▶ SET TASK:
Repeat exactly the lines from the line containing "Type out the text in this image." through the last line of the records below, inclusive, and nothing else.

▶ DATA RECORDS:
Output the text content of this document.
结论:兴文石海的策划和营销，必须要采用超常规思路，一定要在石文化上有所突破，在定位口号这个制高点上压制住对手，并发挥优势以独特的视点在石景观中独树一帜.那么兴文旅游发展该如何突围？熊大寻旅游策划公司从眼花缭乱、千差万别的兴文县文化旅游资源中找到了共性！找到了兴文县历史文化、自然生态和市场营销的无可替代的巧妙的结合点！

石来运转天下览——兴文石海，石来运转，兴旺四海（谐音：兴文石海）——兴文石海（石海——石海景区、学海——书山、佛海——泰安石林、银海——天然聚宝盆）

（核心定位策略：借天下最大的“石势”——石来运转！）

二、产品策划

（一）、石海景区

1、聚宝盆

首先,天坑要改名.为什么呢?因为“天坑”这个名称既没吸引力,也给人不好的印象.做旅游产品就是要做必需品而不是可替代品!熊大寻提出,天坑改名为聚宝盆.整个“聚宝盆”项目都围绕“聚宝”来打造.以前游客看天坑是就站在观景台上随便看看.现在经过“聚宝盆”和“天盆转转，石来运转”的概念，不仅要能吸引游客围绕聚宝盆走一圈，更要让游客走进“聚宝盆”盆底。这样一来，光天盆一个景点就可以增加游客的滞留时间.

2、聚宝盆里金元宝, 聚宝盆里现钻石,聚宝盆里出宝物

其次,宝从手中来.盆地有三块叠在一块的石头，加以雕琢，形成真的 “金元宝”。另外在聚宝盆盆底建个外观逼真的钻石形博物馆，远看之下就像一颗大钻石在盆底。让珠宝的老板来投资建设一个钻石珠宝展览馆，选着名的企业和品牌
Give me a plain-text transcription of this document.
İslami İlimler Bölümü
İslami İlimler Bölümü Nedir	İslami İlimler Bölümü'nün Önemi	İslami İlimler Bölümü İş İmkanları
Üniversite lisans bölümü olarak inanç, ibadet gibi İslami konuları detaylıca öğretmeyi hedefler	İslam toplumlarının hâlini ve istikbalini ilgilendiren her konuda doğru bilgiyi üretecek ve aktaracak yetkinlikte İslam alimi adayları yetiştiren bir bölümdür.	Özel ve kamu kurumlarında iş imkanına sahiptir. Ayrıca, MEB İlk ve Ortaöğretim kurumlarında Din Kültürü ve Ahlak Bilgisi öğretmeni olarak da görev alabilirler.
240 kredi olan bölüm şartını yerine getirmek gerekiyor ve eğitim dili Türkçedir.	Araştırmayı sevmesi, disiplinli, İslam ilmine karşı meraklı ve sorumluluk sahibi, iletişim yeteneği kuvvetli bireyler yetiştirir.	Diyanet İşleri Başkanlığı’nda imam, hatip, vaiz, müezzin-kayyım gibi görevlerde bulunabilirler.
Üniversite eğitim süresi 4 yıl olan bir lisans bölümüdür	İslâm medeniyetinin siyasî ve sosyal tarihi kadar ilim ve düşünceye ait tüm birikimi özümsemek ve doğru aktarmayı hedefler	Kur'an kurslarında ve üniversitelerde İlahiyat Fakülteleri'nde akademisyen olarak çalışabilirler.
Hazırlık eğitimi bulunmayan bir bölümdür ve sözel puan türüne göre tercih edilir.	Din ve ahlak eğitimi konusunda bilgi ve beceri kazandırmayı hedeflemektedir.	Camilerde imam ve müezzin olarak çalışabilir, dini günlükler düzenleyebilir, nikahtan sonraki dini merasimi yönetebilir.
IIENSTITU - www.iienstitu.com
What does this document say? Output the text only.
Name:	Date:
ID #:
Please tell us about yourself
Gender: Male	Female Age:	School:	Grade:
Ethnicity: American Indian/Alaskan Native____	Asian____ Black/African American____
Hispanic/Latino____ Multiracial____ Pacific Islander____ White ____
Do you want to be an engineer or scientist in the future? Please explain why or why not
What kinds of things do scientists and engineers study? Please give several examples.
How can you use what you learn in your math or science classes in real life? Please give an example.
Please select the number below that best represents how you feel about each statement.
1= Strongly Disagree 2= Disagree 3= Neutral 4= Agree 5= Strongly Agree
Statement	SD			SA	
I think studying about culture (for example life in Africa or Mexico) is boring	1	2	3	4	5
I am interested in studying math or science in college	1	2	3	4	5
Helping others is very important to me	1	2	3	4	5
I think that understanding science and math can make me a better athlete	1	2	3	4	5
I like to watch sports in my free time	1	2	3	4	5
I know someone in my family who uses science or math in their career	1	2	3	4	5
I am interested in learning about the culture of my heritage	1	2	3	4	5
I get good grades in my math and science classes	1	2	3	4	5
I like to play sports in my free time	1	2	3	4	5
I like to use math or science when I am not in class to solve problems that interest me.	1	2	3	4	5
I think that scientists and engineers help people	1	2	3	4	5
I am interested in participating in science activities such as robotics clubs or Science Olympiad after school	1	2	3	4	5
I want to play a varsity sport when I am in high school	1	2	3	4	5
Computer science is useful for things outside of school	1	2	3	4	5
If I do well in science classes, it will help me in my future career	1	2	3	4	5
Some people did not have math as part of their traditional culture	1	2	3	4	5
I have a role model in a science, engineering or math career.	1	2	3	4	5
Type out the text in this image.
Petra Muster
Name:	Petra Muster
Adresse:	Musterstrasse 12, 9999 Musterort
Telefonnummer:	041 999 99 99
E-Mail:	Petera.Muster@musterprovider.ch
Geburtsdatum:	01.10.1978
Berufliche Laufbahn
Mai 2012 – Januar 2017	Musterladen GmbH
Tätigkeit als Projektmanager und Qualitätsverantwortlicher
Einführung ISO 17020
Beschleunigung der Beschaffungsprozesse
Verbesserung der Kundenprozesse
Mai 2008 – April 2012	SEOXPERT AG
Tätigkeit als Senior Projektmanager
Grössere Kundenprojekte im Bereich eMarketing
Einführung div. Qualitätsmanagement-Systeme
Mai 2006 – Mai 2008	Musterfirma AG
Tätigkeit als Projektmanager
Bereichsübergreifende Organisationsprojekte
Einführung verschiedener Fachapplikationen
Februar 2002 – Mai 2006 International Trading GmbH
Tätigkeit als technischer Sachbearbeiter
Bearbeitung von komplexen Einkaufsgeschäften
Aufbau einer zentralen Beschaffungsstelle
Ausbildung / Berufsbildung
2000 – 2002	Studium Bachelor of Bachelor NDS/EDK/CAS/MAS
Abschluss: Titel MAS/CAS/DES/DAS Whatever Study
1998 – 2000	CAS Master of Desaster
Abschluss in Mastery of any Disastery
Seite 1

▶ PROBLEM SOLUTION:
Type out the text in this image.
Petra Muster
Name:	Petra Muster
Adresse:	Musterstrasse 12, 9999 Musterort
Telefonnummer:	041 999 99 99
E-Mail:	Petera.Muster@musterprovider.ch
Geburtsdatum:	01.10.1978
Berufliche Laufbahn
Mai 2012 – Januar 2017	Musterladen GmbH
Tätigkeit als Projektmanager und Qualitätsverantwortlicher
Einführung ISO 17020
Beschleunigung der Beschaffungsprozesse
Verbesserung der Kundenprozesse
Mai 2008 – April 2012	SEOXPERT AG
Tätigkeit als Senior Projektmanager
Grössere Kundenprojekte im Bereich eMarketing
Einführung div. Qualitätsmanagement-Systeme
Mai 2006 – Mai 2008	Musterfirma AG
Tätigkeit als Projektmanager
Bereichsübergreifende Organisationsprojekte
Einführung verschiedener Fachapplikationen
Februar 2002 – Mai 2006 International Trading GmbH
Tätigkeit als technischer Sachbearbeiter
Bearbeitung von komplexen Einkaufsgeschäften
Aufbau einer zentralen Beschaffungsstelle
Ausbildung / Berufsbildung
2000 – 2002	Studium Bachelor of Bachelor NDS/EDK/CAS/MAS
Abschluss: Titel MAS/CAS/DES/DAS Whatever Study
1998 – 2000	CAS Master of Desaster
Abschluss in Mastery of any Disastery
Seite 1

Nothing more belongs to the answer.